» **SET PROBLEM**:
Your task is to filter the data below down to the lines holding "from".

» **MATERIAL PROVIDED**:
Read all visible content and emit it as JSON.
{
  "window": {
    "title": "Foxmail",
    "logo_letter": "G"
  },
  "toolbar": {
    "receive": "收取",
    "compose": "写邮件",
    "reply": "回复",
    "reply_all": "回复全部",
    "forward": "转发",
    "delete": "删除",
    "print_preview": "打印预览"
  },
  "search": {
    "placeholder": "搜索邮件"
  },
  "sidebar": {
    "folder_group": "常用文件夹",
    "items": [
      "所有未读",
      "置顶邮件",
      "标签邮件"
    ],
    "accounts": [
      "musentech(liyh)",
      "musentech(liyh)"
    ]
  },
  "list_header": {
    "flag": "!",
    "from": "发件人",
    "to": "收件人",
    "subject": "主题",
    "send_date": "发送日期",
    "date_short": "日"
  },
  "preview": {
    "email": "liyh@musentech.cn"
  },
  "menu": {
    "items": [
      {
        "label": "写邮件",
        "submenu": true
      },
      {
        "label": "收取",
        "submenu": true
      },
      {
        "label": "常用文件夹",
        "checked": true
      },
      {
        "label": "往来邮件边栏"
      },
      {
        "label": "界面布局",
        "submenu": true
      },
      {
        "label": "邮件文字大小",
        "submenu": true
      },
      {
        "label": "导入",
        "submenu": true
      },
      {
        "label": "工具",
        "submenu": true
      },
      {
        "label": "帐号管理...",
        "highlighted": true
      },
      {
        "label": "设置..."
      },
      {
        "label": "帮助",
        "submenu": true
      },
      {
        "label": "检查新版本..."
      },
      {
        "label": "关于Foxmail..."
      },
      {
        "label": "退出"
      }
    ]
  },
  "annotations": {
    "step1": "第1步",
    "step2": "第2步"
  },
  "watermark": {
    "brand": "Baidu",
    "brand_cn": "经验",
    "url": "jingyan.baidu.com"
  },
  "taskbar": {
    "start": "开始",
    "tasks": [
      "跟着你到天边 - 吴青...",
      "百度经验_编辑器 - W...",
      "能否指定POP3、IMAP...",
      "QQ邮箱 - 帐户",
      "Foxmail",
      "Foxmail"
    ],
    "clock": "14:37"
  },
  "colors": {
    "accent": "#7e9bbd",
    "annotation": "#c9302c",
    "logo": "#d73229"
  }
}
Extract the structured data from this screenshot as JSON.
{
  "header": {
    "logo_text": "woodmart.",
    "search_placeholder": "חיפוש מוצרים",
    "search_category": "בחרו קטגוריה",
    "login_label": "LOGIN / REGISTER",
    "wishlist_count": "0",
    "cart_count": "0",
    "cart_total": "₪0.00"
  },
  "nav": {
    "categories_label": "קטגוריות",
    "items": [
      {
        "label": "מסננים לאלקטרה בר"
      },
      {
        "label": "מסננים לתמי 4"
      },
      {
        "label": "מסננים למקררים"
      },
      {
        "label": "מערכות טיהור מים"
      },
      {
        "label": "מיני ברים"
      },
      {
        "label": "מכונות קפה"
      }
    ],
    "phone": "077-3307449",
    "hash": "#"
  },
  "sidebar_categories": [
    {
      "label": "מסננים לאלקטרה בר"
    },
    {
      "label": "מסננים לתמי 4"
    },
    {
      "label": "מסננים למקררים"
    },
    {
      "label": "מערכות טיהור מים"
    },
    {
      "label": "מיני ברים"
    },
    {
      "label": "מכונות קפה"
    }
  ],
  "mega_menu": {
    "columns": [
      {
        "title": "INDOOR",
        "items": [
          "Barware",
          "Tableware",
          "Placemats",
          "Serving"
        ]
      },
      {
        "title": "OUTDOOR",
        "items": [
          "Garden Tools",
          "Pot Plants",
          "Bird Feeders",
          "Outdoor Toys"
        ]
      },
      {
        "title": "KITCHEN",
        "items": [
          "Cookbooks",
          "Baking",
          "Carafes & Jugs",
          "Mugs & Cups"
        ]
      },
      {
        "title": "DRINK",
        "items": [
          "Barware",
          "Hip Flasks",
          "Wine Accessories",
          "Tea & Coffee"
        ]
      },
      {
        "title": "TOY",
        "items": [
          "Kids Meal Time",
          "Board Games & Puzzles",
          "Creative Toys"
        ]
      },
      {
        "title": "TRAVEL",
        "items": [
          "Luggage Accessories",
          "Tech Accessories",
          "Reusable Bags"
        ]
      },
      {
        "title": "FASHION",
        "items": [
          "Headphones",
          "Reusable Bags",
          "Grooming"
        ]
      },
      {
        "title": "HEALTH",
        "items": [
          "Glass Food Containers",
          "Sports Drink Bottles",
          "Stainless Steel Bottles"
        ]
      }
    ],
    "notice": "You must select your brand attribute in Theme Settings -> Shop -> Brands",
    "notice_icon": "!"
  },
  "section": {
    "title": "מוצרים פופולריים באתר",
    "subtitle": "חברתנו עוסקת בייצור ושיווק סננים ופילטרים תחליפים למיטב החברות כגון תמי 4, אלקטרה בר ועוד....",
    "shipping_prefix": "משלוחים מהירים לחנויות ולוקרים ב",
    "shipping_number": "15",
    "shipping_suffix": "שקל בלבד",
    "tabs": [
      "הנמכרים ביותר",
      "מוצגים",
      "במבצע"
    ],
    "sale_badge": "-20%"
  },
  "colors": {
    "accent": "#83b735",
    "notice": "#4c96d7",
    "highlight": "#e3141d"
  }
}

» **COMPLETED TASK**:
    "from": "发件人",
Extract the structured data from this screenshot as JSON.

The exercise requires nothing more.